• [What is asked]: Repeat the listing that follows, character for character, minus the pictures.

━━ Records for processing ━━

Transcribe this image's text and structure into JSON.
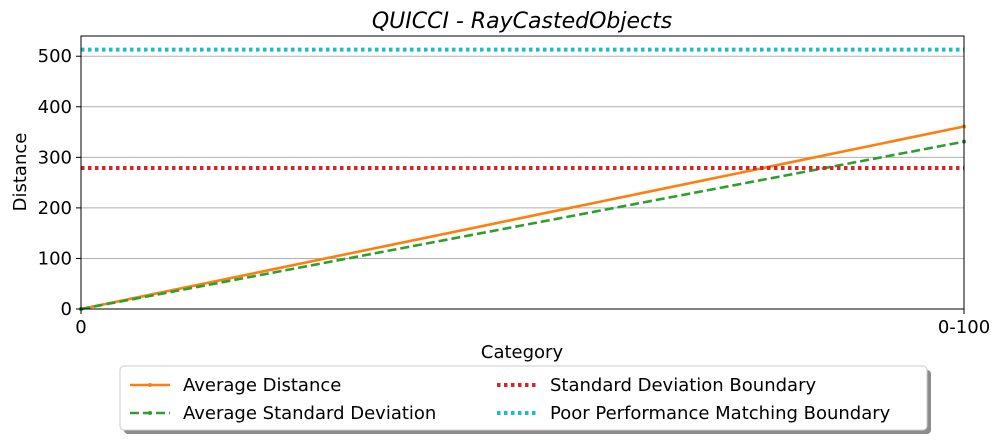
{
  "chart_data": {
    "type": "line",
    "title": "QUICCI - RayCastedObjects",
    "xlabel": "Category",
    "ylabel": "Distance",
    "categories": [
      "0",
      "0-100"
    ],
    "ylim": [
      0,
      540
    ],
    "yticks": [
      0,
      100,
      200,
      300,
      400,
      500
    ],
    "grid": "y",
    "legend_position": "bottom-center",
    "series": [
      {
        "name": "Average Distance",
        "values": [
          0,
          361
        ],
        "color": "#ff7f0e",
        "style": "solid"
      },
      {
        "name": "Average Standard Deviation",
        "values": [
          0,
          331
        ],
        "color": "#2ca02c",
        "style": "dashed"
      },
      {
        "name": "Standard Deviation Boundary",
        "values": [
          279,
          279
        ],
        "color": "#d62728",
        "style": "dotted"
      },
      {
        "name": "Poor Performance Matching Boundary",
        "values": [
          513,
          513
        ],
        "color": "#17becf",
        "style": "dotted"
      }
    ]
  }
}
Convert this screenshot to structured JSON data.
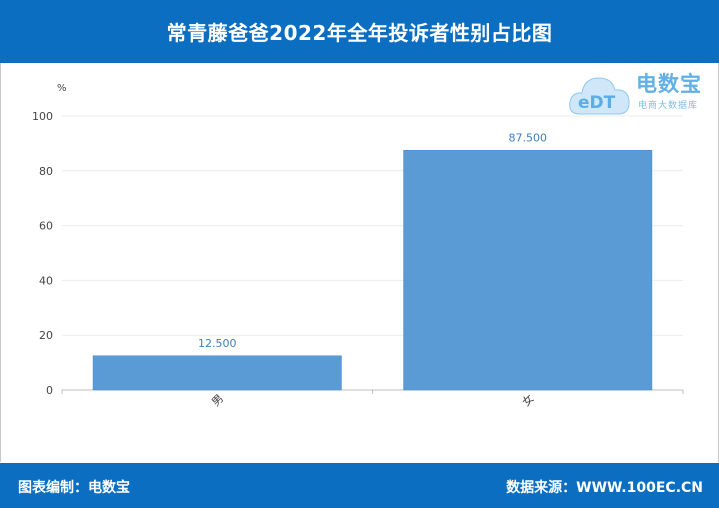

━━━

• [Response for this exercise]:
Transcribe this image's text and structure into JSON.
{
  "chart_data": {
    "type": "line",
    "title": "QUICCI - RayCastedObjects",
    "xlabel": "Category",
    "ylabel": "Distance",
    "categories": [
      "0",
      "0-100"
    ],
    "ylim": [
      0,
      540
    ],
    "yticks": [
      0,
      100,
      200,
      300,
      400,
      500
    ],
    "grid": "y",
    "legend_position": "bottom-center",
    "series": [
      {
        "name": "Average Distance",
        "values": [
          0,
          361
        ],
        "color": "#ff7f0e",
        "style": "solid"
      },
      {
        "name": "Average Standard Deviation",
        "values": [
          0,
          331
        ],
        "color": "#2ca02c",
        "style": "dashed"
      },
      {
        "name": "Standard Deviation Boundary",
        "values": [
          279,
          279
        ],
        "color": "#d62728",
        "style": "dotted"
      },
      {
        "name": "Poor Performance Matching Boundary",
        "values": [
          513,
          513
        ],
        "color": "#17becf",
        "style": "dotted"
      }
    ]
  }
}
Convert this screenshot to structured JSON data.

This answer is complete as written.